---------- MATERIALS PROVIDED ----------

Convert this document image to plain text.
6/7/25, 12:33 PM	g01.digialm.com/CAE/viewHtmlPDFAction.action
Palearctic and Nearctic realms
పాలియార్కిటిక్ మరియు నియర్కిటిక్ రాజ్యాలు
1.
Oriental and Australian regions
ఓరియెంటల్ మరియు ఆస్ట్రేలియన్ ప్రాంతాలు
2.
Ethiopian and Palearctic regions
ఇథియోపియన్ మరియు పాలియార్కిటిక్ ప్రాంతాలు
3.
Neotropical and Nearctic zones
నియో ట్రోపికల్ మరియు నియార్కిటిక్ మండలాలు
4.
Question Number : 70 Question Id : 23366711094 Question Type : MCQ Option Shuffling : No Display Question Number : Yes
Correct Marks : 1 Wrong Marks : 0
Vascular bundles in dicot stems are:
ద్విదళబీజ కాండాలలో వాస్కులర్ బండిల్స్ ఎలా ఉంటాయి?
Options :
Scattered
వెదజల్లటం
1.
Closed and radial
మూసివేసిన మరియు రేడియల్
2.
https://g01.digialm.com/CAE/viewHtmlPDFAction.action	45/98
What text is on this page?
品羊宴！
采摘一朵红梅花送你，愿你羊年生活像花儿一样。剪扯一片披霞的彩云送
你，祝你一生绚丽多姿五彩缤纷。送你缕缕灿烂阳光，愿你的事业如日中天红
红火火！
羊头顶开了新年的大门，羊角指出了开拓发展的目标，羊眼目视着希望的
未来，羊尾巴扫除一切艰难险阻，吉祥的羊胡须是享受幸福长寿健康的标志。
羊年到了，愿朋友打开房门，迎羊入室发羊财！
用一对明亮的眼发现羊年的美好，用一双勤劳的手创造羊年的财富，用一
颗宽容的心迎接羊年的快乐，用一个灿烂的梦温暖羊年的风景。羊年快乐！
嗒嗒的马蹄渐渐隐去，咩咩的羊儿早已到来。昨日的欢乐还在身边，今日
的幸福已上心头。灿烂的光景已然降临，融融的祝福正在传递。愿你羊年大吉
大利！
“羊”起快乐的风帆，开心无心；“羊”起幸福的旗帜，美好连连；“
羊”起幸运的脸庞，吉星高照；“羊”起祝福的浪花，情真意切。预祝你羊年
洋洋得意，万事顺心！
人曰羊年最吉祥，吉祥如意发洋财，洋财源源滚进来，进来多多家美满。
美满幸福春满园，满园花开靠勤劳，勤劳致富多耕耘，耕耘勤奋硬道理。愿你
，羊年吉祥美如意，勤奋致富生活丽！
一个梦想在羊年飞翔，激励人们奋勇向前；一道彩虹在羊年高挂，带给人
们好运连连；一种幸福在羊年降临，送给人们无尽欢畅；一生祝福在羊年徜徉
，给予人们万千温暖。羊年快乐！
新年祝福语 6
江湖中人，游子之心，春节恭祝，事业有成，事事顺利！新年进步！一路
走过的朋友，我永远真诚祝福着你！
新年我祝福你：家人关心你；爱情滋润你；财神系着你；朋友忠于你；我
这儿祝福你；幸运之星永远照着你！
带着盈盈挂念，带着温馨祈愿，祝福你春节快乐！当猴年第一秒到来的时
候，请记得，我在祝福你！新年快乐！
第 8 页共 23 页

----------

__WORK TO COMPLETE__. Return each line of the records above exactly as it reads.

__FINAL ANSWER__.
Convert this document image to plain text.
6/7/25, 12:33 PM	g01.digialm.com/CAE/viewHtmlPDFAction.action
Palearctic and Nearctic realms
పాలియార్కిటిక్ మరియు నియర్కిటిక్ రాజ్యాలు
1.
Oriental and Australian regions
ఓరియెంటల్ మరియు ఆస్ట్రేలియన్ ప్రాంతాలు
2.
Ethiopian and Palearctic regions
ఇథియోపియన్ మరియు పాలియార్కిటిక్ ప్రాంతాలు
3.
Neotropical and Nearctic zones
నియో ట్రోపికల్ మరియు నియార్కిటిక్ మండలాలు
4.
Question Number : 70 Question Id : 23366711094 Question Type : MCQ Option Shuffling : No Display Question Number : Yes
Correct Marks : 1 Wrong Marks : 0
Vascular bundles in dicot stems are:
ద్విదళబీజ కాండాలలో వాస్కులర్ బండిల్స్ ఎలా ఉంటాయి?
Options :
Scattered
వెదజల్లటం
1.
Closed and radial
మూసివేసిన మరియు రేడియల్
2.
https://g01.digialm.com/CAE/viewHtmlPDFAction.action	45/98
What text is on this page?
品羊宴！
采摘一朵红梅花送你，愿你羊年生活像花儿一样。剪扯一片披霞的彩云送
你，祝你一生绚丽多姿五彩缤纷。送你缕缕灿烂阳光，愿你的事业如日中天红
红火火！
羊头顶开了新年的大门，羊角指出了开拓发展的目标，羊眼目视着希望的
未来，羊尾巴扫除一切艰难险阻，吉祥的羊胡须是享受幸福长寿健康的标志。
羊年到了，愿朋友打开房门，迎羊入室发羊财！
用一对明亮的眼发现羊年的美好，用一双勤劳的手创造羊年的财富，用一
颗宽容的心迎接羊年的快乐，用一个灿烂的梦温暖羊年的风景。羊年快乐！
嗒嗒的马蹄渐渐隐去，咩咩的羊儿早已到来。昨日的欢乐还在身边，今日
的幸福已上心头。灿烂的光景已然降临，融融的祝福正在传递。愿你羊年大吉
大利！
“羊”起快乐的风帆，开心无心；“羊”起幸福的旗帜，美好连连；“
羊”起幸运的脸庞，吉星高照；“羊”起祝福的浪花，情真意切。预祝你羊年
洋洋得意，万事顺心！
人曰羊年最吉祥，吉祥如意发洋财，洋财源源滚进来，进来多多家美满。
美满幸福春满园，满园花开靠勤劳，勤劳致富多耕耘，耕耘勤奋硬道理。愿你
，羊年吉祥美如意，勤奋致富生活丽！
一个梦想在羊年飞翔，激励人们奋勇向前；一道彩虹在羊年高挂，带给人
们好运连连；一种幸福在羊年降临，送给人们无尽欢畅；一生祝福在羊年徜徉
，给予人们万千温暖。羊年快乐！
新年祝福语 6
江湖中人，游子之心，春节恭祝，事业有成，事事顺利！新年进步！一路
走过的朋友，我永远真诚祝福着你！
新年我祝福你：家人关心你；爱情滋润你；财神系着你；朋友忠于你；我
这儿祝福你；幸运之星永远照着你！
带着盈盈挂念，带着温馨祈愿，祝福你春节快乐！当猴年第一秒到来的时
候，请记得，我在祝福你！新年快乐！
第 8 页共 23 页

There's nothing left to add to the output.